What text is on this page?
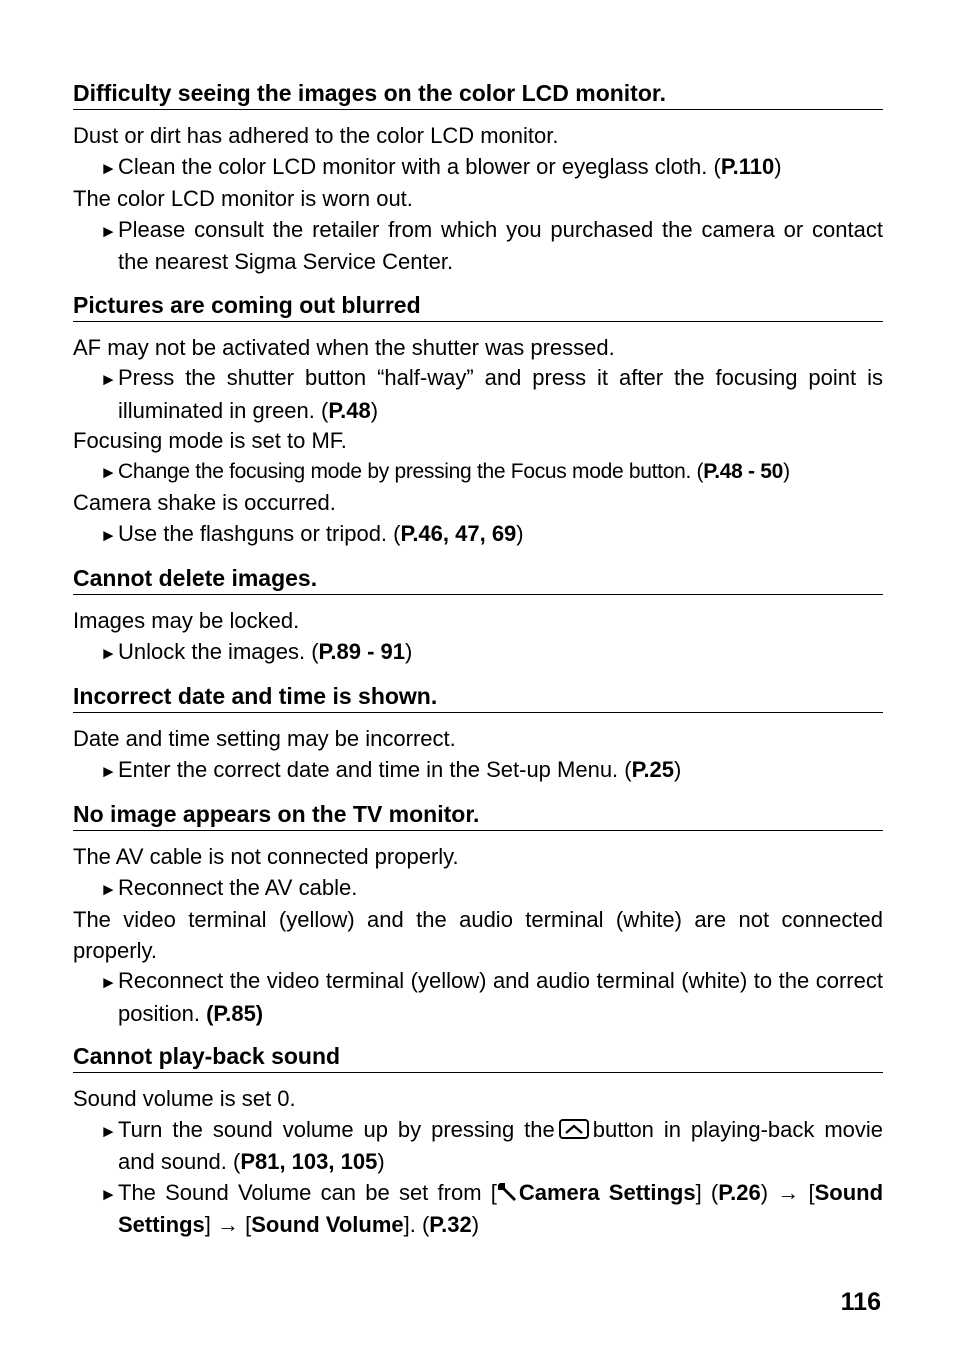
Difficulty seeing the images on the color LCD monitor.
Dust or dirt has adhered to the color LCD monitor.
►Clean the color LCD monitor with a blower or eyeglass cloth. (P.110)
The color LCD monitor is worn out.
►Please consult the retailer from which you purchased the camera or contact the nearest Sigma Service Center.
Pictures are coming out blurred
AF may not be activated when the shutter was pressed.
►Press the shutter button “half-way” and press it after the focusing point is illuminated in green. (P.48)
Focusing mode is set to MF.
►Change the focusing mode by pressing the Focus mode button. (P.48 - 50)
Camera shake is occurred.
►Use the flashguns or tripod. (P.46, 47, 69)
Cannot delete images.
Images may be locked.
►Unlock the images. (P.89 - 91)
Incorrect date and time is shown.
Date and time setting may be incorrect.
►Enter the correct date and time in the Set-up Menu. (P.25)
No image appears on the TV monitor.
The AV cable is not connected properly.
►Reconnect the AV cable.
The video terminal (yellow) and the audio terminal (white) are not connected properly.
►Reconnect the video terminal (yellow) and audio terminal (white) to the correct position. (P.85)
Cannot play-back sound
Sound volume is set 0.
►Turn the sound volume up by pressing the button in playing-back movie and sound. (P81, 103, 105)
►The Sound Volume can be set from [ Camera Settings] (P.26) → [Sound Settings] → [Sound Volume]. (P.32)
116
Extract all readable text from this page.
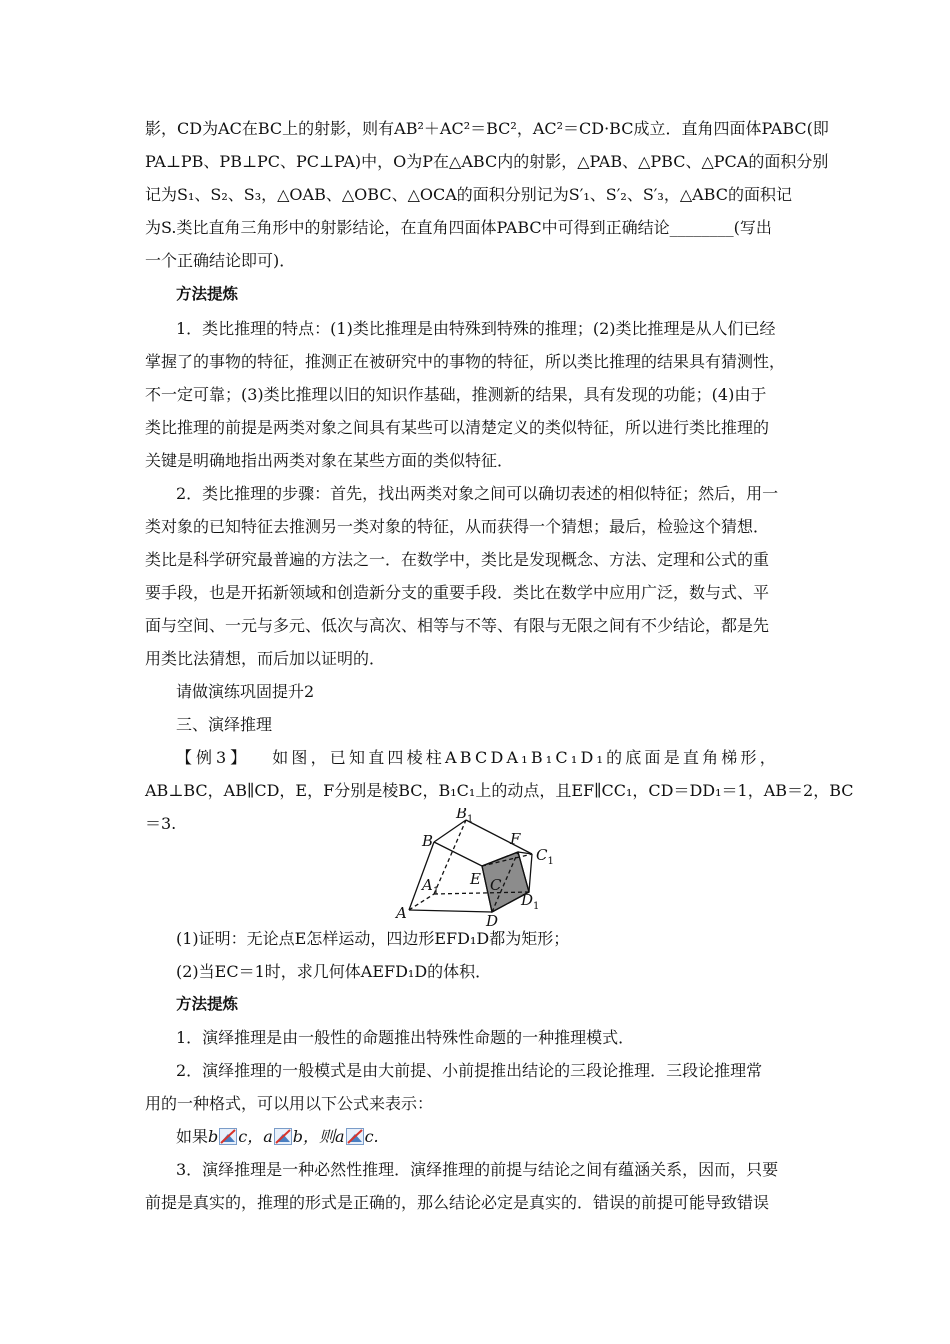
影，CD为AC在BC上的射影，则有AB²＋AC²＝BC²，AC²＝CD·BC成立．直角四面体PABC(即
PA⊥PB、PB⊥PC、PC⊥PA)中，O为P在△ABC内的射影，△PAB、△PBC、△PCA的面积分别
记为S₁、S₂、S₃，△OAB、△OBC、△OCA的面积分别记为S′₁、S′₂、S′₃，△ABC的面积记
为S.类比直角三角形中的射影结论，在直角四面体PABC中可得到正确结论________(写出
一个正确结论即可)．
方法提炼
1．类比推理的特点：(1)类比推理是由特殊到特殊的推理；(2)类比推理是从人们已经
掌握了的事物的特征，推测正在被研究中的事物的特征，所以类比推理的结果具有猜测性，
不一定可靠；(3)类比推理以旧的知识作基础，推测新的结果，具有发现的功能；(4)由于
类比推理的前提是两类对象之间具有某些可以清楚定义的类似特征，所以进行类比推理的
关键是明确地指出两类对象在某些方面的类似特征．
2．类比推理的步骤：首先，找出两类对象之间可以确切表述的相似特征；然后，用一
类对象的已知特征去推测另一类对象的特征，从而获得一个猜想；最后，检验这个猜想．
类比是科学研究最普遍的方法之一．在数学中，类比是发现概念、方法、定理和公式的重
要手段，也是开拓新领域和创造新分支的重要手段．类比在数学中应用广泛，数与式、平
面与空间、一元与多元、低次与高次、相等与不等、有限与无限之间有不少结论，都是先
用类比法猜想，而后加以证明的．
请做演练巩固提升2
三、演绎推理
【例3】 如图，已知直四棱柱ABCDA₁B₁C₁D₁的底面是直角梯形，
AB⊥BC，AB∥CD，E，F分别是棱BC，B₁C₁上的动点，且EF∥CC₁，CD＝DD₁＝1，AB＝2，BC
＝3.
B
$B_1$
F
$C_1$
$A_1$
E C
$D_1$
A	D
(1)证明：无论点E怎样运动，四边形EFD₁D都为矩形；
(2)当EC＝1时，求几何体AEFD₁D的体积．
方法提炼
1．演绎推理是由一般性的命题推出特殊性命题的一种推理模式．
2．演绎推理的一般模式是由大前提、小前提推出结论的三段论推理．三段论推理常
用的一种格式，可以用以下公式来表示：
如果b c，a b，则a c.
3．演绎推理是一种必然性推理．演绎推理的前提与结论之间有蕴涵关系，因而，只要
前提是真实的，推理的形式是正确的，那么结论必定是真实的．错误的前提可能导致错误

::::

Strip out the images, then output the records above word for word.

**RESPONSE:**
What text is on this page?
Difficulty seeing the images on the color LCD monitor.
Dust or dirt has adhered to the color LCD monitor.
►Clean the color LCD monitor with a blower or eyeglass cloth. (P.110)
The color LCD monitor is worn out.
►Please consult the retailer from which you purchased the camera or contact the nearest Sigma Service Center.
Pictures are coming out blurred
AF may not be activated when the shutter was pressed.
►Press the shutter button “half-way” and press it after the focusing point is illuminated in green. (P.48)
Focusing mode is set to MF.
►Change the focusing mode by pressing the Focus mode button. (P.48 - 50)
Camera shake is occurred.
►Use the flashguns or tripod. (P.46, 47, 69)
Cannot delete images.
Images may be locked.
►Unlock the images. (P.89 - 91)
Incorrect date and time is shown.
Date and time setting may be incorrect.
►Enter the correct date and time in the Set-up Menu. (P.25)
No image appears on the TV monitor.
The AV cable is not connected properly.
►Reconnect the AV cable.
The video terminal (yellow) and the audio terminal (white) are not connected properly.
►Reconnect the video terminal (yellow) and audio terminal (white) to the correct position. (P.85)
Cannot play-back sound
Sound volume is set 0.
►Turn the sound volume up by pressing the button in playing-back movie and sound. (P81, 103, 105)
►The Sound Volume can be set from [ Camera Settings] (P.26) → [Sound Settings] → [Sound Volume]. (P.32)
116
Extract all readable text from this page.
影，CD为AC在BC上的射影，则有AB²＋AC²＝BC²，AC²＝CD·BC成立．直角四面体PABC(即
PA⊥PB、PB⊥PC、PC⊥PA)中，O为P在△ABC内的射影，△PAB、△PBC、△PCA的面积分别
记为S₁、S₂、S₃，△OAB、△OBC、△OCA的面积分别记为S′₁、S′₂、S′₃，△ABC的面积记
为S.类比直角三角形中的射影结论，在直角四面体PABC中可得到正确结论________(写出
一个正确结论即可)．
方法提炼
1．类比推理的特点：(1)类比推理是由特殊到特殊的推理；(2)类比推理是从人们已经
掌握了的事物的特征，推测正在被研究中的事物的特征，所以类比推理的结果具有猜测性，
不一定可靠；(3)类比推理以旧的知识作基础，推测新的结果，具有发现的功能；(4)由于
类比推理的前提是两类对象之间具有某些可以清楚定义的类似特征，所以进行类比推理的
关键是明确地指出两类对象在某些方面的类似特征．
2．类比推理的步骤：首先，找出两类对象之间可以确切表述的相似特征；然后，用一
类对象的已知特征去推测另一类对象的特征，从而获得一个猜想；最后，检验这个猜想．
类比是科学研究最普遍的方法之一．在数学中，类比是发现概念、方法、定理和公式的重
要手段，也是开拓新领域和创造新分支的重要手段．类比在数学中应用广泛，数与式、平
面与空间、一元与多元、低次与高次、相等与不等、有限与无限之间有不少结论，都是先
用类比法猜想，而后加以证明的．
请做演练巩固提升2
三、演绎推理
【例3】 如图，已知直四棱柱ABCDA₁B₁C₁D₁的底面是直角梯形，
AB⊥BC，AB∥CD，E，F分别是棱BC，B₁C₁上的动点，且EF∥CC₁，CD＝DD₁＝1，AB＝2，BC
＝3.
B
$B_1$
F
$C_1$
$A_1$
E C
$D_1$
A	D
(1)证明：无论点E怎样运动，四边形EFD₁D都为矩形；
(2)当EC＝1时，求几何体AEFD₁D的体积．
方法提炼
1．演绎推理是由一般性的命题推出特殊性命题的一种推理模式．
2．演绎推理的一般模式是由大前提、小前提推出结论的三段论推理．三段论推理常
用的一种格式，可以用以下公式来表示：
如果b c，a b，则a c.
3．演绎推理是一种必然性推理．演绎推理的前提与结论之间有蕴涵关系，因而，只要
前提是真实的，推理的形式是正确的，那么结论必定是真实的．错误的前提可能导致错误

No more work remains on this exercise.